To be done | Filter the entries below, keeping only lines with the word "screenshot".

**** Material for the task

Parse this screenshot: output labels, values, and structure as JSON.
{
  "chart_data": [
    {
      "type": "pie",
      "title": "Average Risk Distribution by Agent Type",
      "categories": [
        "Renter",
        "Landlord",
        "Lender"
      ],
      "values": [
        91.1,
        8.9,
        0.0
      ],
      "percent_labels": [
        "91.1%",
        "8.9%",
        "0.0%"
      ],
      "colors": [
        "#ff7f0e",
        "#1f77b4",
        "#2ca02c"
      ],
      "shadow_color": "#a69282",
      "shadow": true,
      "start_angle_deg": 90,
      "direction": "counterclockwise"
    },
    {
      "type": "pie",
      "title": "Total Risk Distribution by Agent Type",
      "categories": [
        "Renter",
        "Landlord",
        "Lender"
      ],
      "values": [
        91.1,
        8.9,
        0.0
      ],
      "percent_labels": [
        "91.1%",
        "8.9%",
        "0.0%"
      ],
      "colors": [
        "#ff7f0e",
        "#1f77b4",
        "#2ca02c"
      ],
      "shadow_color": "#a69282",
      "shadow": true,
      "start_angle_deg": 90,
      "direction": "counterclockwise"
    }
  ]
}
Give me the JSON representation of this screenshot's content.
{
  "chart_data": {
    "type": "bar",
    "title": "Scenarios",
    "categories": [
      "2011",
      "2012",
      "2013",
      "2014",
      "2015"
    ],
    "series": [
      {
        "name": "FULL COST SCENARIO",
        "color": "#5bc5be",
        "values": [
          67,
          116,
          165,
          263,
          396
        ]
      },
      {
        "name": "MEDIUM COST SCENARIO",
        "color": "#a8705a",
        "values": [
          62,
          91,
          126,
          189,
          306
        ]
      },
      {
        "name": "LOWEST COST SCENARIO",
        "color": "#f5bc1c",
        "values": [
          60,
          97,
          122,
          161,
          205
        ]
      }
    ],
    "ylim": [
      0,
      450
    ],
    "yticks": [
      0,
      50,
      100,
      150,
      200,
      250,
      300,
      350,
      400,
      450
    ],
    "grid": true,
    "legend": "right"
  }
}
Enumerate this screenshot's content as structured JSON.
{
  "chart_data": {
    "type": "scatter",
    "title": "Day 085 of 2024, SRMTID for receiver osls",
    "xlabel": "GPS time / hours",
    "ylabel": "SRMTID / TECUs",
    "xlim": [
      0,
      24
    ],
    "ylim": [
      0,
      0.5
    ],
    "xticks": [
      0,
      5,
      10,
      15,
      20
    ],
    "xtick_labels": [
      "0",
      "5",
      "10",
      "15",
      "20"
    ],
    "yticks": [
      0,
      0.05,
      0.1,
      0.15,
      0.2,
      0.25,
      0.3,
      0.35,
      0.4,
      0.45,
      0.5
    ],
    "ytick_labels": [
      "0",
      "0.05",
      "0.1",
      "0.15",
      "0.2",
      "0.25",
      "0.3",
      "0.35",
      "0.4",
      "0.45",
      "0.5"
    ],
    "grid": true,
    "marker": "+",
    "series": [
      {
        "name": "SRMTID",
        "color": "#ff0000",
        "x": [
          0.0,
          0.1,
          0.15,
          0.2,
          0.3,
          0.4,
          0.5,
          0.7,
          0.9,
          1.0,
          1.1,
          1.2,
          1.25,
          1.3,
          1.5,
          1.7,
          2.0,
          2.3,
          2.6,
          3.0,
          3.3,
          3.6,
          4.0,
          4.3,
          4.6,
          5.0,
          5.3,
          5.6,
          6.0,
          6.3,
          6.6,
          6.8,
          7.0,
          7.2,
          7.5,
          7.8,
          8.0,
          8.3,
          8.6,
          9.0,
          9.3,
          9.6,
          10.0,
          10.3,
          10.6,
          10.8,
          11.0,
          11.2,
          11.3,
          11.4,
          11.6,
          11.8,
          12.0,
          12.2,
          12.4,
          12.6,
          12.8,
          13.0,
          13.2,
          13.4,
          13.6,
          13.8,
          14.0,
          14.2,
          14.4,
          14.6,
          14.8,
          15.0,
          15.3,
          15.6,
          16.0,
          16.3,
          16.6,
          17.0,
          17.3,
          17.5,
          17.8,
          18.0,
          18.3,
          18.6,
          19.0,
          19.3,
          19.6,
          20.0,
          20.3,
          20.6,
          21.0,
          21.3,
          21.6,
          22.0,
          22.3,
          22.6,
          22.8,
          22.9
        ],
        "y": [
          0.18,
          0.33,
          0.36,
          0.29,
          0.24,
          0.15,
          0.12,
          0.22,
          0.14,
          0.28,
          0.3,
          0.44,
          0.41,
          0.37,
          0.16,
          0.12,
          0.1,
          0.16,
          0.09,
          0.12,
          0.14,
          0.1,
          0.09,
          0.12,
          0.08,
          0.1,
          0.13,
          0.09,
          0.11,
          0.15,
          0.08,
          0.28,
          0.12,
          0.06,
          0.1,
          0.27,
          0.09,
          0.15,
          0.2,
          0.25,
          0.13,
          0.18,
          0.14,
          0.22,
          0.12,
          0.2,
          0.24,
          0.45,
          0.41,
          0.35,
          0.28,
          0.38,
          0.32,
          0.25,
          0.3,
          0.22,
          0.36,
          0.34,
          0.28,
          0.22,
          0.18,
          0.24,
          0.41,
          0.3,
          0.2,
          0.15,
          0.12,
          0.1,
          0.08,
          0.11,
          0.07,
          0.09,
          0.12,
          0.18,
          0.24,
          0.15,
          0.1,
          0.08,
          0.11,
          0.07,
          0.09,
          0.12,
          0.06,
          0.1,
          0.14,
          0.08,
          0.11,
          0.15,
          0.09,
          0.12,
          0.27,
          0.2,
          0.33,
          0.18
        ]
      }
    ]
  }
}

********

Answer in full |
Parse this screenshot: output labels, values, and structure as JSON.
Give me the JSON representation of this screenshot's content.
Enumerate this screenshot's content as structured JSON.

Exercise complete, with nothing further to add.